▸ **Prompt**:
Copy out all the lines where "Fixed" shows up.

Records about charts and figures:
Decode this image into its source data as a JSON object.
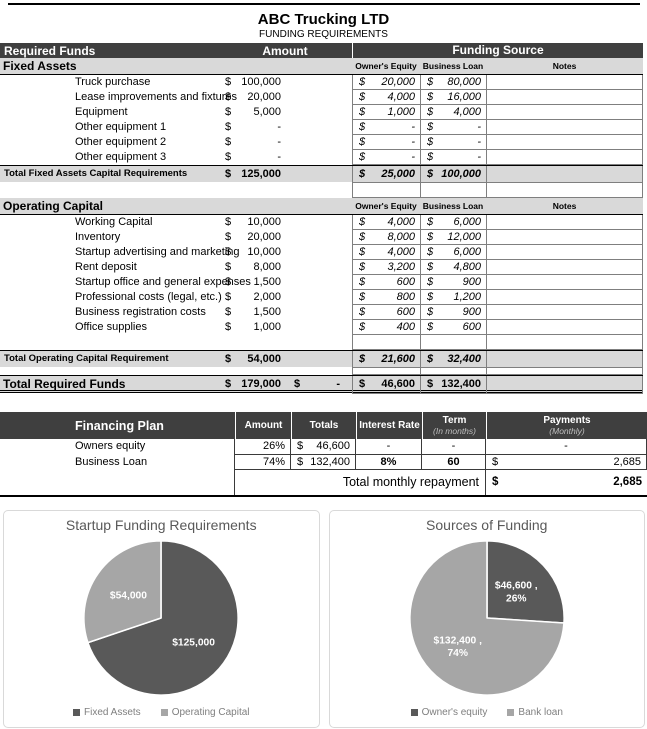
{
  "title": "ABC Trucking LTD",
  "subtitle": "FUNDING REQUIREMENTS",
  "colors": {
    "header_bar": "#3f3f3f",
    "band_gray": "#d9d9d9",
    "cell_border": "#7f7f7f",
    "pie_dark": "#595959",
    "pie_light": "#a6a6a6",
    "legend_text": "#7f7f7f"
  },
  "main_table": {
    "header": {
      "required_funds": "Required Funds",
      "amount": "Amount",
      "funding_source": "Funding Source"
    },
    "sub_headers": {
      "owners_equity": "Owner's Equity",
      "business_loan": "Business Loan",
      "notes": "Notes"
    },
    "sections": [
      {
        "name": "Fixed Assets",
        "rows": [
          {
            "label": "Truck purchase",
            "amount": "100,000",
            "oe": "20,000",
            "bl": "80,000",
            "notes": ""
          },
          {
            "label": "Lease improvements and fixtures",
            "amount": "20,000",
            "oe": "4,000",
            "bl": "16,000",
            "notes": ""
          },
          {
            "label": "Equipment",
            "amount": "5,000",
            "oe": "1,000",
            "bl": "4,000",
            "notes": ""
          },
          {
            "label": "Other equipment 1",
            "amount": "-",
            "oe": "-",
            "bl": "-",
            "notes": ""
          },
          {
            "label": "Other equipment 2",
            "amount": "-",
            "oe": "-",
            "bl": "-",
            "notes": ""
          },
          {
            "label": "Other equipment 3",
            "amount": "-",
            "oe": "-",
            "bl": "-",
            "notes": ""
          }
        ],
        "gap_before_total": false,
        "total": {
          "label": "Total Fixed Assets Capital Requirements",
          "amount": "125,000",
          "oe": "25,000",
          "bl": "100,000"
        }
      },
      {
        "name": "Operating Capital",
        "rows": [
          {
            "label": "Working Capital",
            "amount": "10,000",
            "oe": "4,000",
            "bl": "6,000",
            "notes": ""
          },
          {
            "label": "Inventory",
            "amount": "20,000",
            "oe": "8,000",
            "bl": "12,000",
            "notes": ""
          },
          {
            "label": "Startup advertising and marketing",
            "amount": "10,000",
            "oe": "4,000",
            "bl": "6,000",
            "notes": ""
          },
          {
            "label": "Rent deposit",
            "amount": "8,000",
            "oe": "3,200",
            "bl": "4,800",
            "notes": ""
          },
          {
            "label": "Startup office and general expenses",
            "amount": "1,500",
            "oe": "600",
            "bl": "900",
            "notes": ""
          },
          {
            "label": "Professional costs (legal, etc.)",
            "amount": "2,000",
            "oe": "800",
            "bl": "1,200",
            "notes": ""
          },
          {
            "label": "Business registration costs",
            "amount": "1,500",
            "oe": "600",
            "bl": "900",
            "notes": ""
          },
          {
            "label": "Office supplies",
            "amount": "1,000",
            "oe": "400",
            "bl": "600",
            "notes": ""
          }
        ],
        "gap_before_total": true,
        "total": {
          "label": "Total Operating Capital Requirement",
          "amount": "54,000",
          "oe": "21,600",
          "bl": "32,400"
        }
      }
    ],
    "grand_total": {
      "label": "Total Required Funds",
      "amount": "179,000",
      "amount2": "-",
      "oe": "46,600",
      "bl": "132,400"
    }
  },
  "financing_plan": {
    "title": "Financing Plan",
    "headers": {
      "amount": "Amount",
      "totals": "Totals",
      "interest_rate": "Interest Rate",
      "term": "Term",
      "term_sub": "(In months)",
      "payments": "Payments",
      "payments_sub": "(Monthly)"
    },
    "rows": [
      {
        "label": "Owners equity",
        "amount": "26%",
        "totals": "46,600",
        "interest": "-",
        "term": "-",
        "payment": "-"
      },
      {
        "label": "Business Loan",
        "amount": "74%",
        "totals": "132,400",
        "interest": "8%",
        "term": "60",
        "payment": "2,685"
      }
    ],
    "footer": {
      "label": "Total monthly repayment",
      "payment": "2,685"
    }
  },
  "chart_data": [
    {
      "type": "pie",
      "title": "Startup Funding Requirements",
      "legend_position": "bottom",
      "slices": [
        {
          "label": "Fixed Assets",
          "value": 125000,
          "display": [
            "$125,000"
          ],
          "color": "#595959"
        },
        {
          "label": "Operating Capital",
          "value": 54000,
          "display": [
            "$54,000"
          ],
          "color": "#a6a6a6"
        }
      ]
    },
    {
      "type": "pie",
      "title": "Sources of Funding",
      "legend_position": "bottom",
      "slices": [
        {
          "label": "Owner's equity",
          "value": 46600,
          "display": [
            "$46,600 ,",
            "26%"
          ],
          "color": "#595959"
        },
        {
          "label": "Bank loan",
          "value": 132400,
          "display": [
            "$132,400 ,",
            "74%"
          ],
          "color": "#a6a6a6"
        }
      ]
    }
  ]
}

▸ **Answer for the task**:
        "name": "Fixed Assets",
          "label": "Total Fixed Assets Capital Requirements",
          "label": "Fixed Assets",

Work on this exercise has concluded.